• **TEXT SEGMENT**
──────────

Oliver Taylor NOT
© Cyabra/Handout via REUTERS
A combination photograph showing an image purporting to be of British student and freelance writer Oliver Taylor (L) and a heat map of the same photograph produced by Tel Aviv-based deepfake detection company Cyabra is seen in this undated handout photo obtained by Reuters. The heat map, which was produced using one of Cyabra's algorithms, highlights areas of suspected computer manipulation. The digital inconsistencies were one of several indicators used by experts to determine that Taylor was an online mirage.
Oliver Taylor, a student at England's University of Birmingham, is a twenty-something with brown eyes, light stubble, and a slightly stiff smile.

Online profiles describe him as a coffee lover and politics junkie who was raised in a traditional Jewish home. His half dozen freelance editorials and blog posts reveal an active interest in anti-Semitism and Jewish affairs, with bylines in the Jerusalem Post and the Times of Israel.

The catch? Oliver Taylor seems to be an elaborate fiction.

His university says it has no record of him. He has no obvious online footprint beyond an account on the question-and-answer site Quora, where he was active for two days in March. Two newspapers that published his work say they have tried and failed to confirm his identity. And experts in deceptive imagery used state-of-the-art forensic analysis programs to determine that Taylor's profile photo is a hyper-realistic forgery - a "deepfake."

Who is behind Taylor isn't known to Reuters. Calls to the U.K. phone number he supplied to editors drew an automated error message and he didn't respond to messages left at the Gmail address he used for correspondence.

Reuters was alerted to Taylor by London academic Mazen Masri, who drew international attention in late 2018 when he helped launch an Israeli lawsuit against the surveillance company NSO on behalf of alleged Mexican victims of the company's phone hacking technology.

──────────

• **COLLECTED DATA**
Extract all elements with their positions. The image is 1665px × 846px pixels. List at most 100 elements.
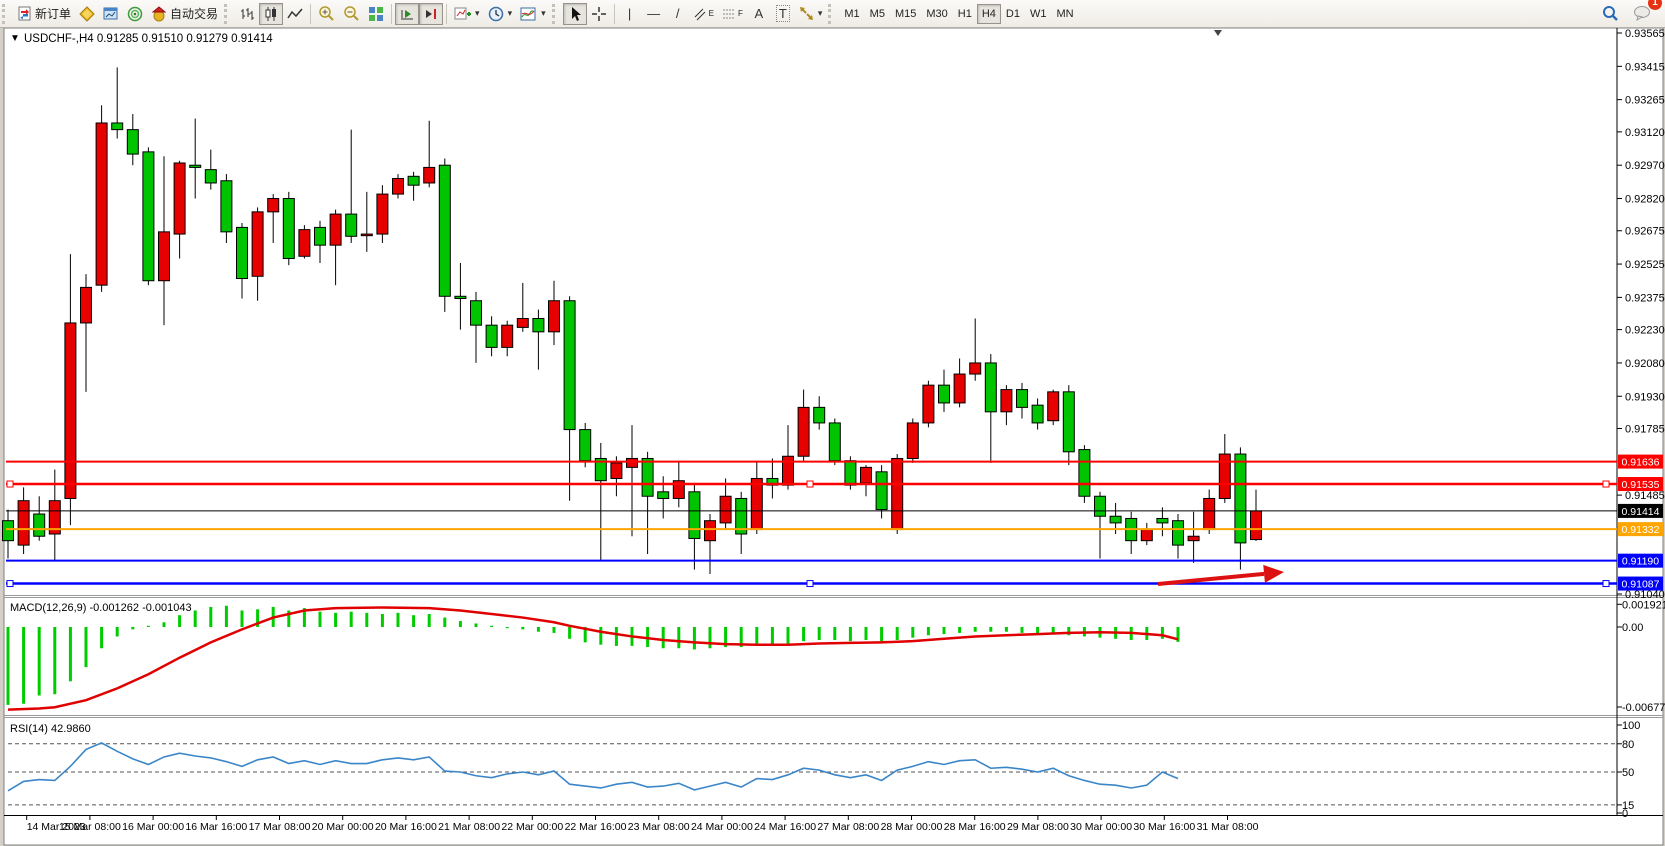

──────────

• **SET OF TASKS**
1. According to the article on Oliver Taylor, for how long was he active on the question-and-answer site Quora?
2. Copy everything in the article on Oliver Taylor from "His university says" down to "used for correspondence.".

• **COMPLETED EXERCISE**
1. For two days in March.

2.
His university says it has no record of him. He has no obvious online footprint beyond an account on the question-and-answer site Quora, where he was active for two days in March. Two newspapers that published his work say they have tried and failed to confirm his identity. And experts in deceptive imagery used state-of-the-art forensic analysis programs to determine that Taylor's profile photo is a hyper-realistic forgery - a "deepfake."

Who is behind Taylor isn't known to Reuters. Calls to the U.K. phone number he supplied to editors drew an automated error message and he didn't respond to messages left at the Gmail address he used for correspondence.